Retype precisely the section of the data that starts at the line containing "What does this" and runs to its final line, ends included.

· · · · ·

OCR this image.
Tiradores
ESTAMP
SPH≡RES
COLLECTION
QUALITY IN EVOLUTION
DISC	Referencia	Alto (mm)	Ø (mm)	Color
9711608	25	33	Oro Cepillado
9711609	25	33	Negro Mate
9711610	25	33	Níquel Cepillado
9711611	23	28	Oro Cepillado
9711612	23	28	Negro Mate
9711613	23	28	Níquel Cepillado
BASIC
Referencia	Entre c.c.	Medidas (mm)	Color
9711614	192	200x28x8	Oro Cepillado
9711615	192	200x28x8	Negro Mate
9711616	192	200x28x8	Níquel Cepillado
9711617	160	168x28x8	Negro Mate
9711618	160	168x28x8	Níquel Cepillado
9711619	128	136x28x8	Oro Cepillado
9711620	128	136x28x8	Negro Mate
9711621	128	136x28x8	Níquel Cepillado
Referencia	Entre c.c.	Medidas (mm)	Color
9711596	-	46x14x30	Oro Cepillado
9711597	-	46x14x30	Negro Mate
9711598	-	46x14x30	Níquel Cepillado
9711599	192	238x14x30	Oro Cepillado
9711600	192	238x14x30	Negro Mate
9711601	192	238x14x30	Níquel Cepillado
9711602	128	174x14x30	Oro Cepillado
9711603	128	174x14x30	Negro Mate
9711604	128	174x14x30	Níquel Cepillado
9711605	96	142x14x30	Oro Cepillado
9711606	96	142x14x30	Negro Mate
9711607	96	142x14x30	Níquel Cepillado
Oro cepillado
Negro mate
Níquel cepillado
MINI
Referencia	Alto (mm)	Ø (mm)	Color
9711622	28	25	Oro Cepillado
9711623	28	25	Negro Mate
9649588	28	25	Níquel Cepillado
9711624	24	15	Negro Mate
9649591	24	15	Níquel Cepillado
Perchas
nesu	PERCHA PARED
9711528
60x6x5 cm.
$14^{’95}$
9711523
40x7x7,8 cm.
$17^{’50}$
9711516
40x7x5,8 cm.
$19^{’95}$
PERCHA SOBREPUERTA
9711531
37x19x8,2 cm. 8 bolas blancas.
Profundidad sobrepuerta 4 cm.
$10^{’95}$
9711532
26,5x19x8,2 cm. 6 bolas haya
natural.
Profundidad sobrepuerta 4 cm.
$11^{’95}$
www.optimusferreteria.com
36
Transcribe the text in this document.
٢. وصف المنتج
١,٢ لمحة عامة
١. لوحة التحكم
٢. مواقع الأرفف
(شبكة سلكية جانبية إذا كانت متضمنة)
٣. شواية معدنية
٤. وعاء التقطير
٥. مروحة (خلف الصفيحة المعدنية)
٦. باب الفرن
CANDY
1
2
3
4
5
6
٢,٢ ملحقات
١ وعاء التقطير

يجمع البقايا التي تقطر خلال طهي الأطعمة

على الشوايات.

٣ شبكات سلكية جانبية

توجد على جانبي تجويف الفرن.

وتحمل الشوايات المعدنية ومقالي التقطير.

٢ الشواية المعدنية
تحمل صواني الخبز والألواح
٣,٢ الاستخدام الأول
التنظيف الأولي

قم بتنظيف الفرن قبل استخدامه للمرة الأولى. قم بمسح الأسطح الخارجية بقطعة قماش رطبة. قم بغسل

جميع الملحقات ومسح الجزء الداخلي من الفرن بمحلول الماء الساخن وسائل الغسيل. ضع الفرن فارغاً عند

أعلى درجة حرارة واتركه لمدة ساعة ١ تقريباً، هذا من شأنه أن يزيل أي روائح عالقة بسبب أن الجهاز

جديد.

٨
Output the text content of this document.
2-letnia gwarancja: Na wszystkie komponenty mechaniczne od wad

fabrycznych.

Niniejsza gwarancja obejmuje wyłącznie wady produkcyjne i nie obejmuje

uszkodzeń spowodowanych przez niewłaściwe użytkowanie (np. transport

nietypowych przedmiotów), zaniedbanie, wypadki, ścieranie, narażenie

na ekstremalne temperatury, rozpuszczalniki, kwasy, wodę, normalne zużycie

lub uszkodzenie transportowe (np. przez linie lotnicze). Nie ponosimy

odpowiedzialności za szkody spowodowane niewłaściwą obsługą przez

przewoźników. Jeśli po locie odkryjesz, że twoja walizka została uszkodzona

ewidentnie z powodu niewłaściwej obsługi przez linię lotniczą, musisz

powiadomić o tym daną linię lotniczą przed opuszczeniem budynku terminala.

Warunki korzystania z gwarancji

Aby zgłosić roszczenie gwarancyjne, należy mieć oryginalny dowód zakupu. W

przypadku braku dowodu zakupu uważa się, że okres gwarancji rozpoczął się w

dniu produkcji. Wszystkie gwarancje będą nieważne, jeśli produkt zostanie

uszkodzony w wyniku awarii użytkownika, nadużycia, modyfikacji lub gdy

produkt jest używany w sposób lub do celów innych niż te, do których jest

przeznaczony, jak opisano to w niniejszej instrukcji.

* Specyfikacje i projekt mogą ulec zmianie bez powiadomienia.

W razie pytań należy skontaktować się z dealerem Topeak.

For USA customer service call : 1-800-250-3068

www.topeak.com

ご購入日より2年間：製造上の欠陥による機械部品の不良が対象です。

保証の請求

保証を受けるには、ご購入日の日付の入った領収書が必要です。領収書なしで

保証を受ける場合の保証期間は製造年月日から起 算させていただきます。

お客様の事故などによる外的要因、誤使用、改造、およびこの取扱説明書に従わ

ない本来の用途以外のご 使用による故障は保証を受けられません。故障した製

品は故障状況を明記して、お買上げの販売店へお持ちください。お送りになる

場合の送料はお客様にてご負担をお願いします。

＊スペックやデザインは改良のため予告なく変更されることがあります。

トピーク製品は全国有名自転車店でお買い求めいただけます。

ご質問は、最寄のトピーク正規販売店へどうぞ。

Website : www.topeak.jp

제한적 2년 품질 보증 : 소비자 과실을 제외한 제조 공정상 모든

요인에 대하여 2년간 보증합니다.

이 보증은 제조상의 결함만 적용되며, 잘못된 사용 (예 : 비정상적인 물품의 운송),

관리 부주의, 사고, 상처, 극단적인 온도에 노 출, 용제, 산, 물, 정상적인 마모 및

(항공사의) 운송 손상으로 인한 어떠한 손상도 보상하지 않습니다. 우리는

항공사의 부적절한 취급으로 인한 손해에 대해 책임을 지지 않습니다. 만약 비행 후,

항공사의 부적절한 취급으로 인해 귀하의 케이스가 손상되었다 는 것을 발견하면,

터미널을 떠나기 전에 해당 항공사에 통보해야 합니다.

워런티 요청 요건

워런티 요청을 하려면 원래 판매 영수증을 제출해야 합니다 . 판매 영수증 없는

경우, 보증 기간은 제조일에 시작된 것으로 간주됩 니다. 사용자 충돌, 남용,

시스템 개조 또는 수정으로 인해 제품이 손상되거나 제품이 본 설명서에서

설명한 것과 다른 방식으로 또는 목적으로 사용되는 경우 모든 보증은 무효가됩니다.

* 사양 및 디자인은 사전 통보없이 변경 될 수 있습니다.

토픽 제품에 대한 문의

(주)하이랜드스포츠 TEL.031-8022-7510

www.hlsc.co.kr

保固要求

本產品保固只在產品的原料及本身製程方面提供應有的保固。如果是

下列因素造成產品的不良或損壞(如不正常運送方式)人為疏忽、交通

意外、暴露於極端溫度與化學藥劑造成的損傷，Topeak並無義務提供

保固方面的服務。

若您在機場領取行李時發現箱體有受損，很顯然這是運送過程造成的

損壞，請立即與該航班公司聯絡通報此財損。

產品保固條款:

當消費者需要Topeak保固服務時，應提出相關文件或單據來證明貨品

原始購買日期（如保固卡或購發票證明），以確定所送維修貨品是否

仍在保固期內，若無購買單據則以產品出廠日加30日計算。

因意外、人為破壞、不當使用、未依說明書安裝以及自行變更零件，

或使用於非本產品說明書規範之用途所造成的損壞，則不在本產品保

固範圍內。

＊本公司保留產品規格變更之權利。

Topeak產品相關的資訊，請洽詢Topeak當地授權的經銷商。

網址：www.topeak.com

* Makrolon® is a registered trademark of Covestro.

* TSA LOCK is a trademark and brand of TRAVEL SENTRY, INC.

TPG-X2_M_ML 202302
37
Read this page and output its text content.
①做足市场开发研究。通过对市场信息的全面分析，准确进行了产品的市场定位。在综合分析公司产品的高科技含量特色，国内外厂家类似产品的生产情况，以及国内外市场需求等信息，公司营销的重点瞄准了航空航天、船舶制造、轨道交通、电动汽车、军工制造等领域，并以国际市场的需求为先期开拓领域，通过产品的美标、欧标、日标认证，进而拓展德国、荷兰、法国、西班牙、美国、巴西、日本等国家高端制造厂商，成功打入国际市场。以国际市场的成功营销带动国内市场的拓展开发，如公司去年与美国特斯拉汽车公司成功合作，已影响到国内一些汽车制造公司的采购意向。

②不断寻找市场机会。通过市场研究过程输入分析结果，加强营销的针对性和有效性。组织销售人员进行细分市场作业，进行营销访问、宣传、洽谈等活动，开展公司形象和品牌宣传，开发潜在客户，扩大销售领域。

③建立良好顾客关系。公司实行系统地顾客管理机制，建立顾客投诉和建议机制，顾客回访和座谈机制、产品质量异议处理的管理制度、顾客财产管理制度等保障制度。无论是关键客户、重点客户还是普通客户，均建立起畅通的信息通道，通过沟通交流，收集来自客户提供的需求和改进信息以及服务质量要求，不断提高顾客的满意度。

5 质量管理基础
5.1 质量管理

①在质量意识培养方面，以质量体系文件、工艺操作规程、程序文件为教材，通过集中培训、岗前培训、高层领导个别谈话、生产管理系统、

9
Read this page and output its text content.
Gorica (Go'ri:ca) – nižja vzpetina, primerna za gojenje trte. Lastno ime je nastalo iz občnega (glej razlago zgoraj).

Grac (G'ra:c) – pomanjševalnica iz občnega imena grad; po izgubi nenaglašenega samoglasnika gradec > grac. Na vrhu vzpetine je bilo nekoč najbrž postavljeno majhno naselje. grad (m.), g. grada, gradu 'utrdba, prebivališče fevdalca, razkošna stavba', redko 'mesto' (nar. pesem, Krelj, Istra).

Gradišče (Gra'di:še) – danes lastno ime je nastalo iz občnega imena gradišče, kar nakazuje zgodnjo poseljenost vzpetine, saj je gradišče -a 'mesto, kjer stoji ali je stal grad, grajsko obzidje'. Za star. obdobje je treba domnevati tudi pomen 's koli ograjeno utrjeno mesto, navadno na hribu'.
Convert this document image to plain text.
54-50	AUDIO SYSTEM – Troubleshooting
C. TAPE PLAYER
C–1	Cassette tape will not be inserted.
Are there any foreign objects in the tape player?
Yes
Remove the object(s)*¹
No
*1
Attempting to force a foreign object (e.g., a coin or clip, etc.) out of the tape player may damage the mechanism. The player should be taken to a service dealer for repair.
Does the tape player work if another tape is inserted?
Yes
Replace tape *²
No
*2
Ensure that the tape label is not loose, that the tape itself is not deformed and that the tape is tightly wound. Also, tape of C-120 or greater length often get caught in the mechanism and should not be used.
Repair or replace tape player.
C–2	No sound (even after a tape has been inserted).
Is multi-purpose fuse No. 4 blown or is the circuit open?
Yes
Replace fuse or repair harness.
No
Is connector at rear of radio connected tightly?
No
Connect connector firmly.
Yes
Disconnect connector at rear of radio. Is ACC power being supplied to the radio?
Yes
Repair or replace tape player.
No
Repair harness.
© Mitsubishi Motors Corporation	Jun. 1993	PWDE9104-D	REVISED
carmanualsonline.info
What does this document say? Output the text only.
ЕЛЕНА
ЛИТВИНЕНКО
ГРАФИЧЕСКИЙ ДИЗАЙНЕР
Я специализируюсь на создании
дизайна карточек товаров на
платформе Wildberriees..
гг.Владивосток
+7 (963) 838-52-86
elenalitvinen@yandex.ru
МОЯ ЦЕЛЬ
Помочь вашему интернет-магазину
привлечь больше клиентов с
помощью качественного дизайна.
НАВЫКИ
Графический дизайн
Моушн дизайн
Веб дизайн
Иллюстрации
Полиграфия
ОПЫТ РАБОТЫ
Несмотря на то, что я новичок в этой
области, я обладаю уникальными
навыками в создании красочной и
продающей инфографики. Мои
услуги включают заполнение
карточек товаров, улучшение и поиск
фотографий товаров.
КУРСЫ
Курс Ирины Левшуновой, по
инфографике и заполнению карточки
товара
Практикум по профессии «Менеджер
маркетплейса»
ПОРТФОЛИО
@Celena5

· · · · ·

Answer to the task -
What does this document say? Output the text only.
ЕЛЕНА
ЛИТВИНЕНКО
ГРАФИЧЕСКИЙ ДИЗАЙНЕР
Я специализируюсь на создании
дизайна карточек товаров на
платформе Wildberriees..
гг.Владивосток
+7 (963) 838-52-86
elenalitvinen@yandex.ru
МОЯ ЦЕЛЬ
Помочь вашему интернет-магазину
привлечь больше клиентов с
помощью качественного дизайна.
НАВЫКИ
Графический дизайн
Моушн дизайн
Веб дизайн
Иллюстрации
Полиграфия
ОПЫТ РАБОТЫ
Несмотря на то, что я новичок в этой
области, я обладаю уникальными
навыками в создании красочной и
продающей инфографики. Мои
услуги включают заполнение
карточек товаров, улучшение и поиск
фотографий товаров.
КУРСЫ
Курс Ирины Левшуновой, по
инфографике и заполнению карточки
товара
Практикум по профессии «Менеджер
маркетплейса»
ПОРТФОЛИО
@Celena5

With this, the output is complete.